** BEGIN **
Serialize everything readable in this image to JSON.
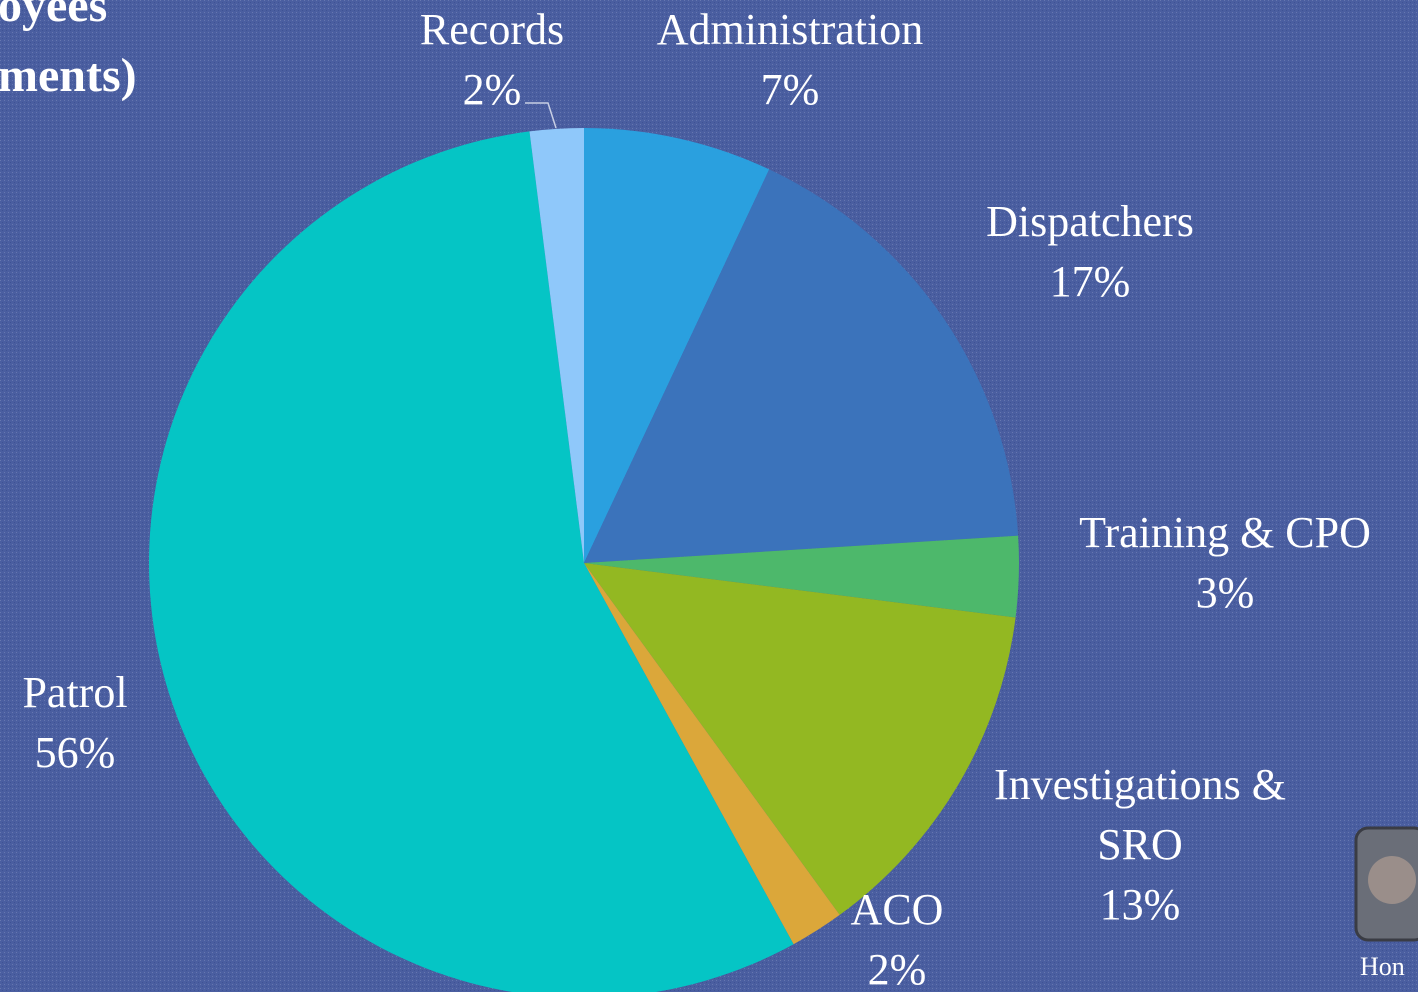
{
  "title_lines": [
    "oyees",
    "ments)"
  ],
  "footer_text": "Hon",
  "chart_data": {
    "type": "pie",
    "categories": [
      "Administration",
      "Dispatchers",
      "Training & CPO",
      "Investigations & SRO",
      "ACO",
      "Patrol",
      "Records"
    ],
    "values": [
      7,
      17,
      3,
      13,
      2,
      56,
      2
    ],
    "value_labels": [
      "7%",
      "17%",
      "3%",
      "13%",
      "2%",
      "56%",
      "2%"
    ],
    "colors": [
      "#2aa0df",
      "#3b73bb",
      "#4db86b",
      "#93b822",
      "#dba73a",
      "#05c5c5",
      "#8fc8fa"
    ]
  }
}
** END **
** BEGIN **
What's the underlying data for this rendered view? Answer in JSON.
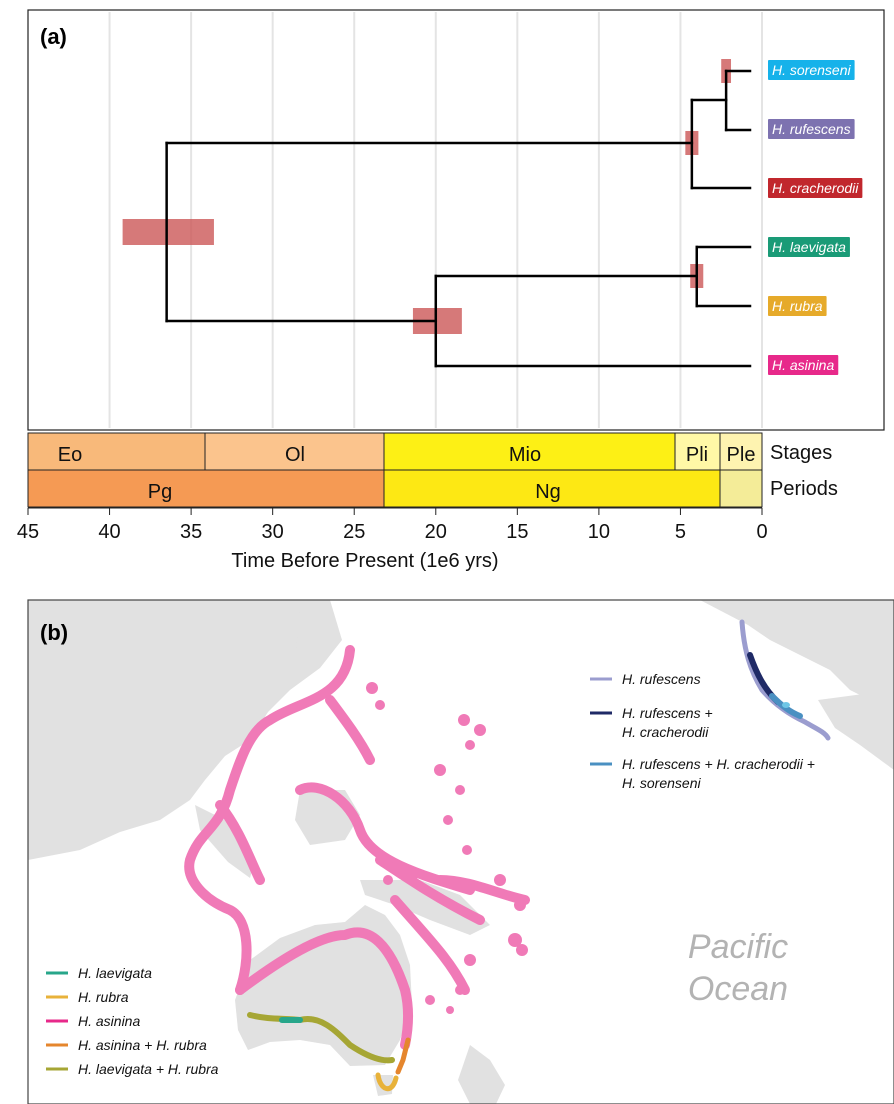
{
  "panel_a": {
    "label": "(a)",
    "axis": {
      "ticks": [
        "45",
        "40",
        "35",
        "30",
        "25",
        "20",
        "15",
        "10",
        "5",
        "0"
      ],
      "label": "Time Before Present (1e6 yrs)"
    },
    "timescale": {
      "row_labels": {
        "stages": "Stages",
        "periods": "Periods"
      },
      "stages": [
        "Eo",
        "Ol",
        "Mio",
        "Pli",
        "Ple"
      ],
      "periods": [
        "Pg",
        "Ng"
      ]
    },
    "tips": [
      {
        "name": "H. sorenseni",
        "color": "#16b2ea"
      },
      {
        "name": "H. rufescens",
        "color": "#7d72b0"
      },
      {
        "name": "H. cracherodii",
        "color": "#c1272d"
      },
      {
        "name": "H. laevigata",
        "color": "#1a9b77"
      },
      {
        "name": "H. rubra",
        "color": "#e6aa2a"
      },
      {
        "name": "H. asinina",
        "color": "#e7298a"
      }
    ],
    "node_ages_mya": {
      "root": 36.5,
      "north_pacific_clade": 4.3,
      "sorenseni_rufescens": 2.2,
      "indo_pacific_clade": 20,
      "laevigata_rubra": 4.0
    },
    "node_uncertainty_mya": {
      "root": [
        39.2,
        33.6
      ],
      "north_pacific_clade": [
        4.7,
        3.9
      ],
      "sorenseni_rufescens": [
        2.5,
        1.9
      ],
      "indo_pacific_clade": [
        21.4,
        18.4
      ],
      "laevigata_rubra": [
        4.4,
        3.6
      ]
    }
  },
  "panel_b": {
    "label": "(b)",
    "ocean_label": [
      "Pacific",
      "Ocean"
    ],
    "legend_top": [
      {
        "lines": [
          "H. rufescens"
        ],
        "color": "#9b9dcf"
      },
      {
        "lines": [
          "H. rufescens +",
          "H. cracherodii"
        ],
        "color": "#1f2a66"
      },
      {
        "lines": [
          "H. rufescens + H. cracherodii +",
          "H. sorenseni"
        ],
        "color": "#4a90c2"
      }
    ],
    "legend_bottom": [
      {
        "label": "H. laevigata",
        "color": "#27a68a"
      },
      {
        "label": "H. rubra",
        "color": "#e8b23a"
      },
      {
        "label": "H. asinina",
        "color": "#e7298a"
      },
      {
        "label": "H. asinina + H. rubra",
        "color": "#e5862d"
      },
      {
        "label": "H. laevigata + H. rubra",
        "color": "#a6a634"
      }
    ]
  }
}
** END **
** BEGIN **
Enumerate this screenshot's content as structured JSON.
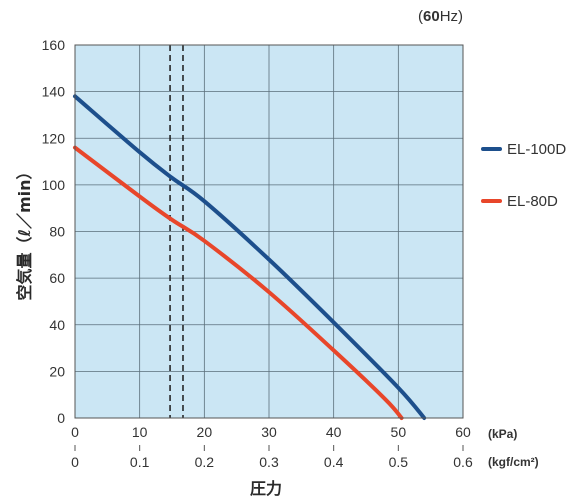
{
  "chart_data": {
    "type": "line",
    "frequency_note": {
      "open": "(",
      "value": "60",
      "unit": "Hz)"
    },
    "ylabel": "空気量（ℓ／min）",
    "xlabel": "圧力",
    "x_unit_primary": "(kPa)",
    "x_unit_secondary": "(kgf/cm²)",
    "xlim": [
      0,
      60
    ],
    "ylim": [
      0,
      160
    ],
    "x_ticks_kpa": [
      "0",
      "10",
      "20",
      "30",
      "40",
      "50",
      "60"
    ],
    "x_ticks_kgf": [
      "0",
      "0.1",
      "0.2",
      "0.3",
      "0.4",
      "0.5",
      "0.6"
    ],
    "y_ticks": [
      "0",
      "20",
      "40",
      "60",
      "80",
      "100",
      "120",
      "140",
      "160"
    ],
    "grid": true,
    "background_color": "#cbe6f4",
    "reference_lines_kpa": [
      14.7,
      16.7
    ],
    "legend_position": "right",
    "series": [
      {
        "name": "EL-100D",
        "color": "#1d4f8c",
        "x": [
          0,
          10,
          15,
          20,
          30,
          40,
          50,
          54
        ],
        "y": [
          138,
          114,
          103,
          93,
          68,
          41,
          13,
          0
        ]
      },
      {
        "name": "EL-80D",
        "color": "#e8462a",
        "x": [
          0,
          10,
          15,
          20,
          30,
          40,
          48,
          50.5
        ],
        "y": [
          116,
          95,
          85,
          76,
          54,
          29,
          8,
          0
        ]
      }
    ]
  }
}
** END **
## Aim of the exercise
Select every line of the material above holding the word "asinina" and copy it.

## Response for this exercise
        "name": "H. asinina",
        "label": "H. asinina",
        "label": "H. asinina + H. rubra",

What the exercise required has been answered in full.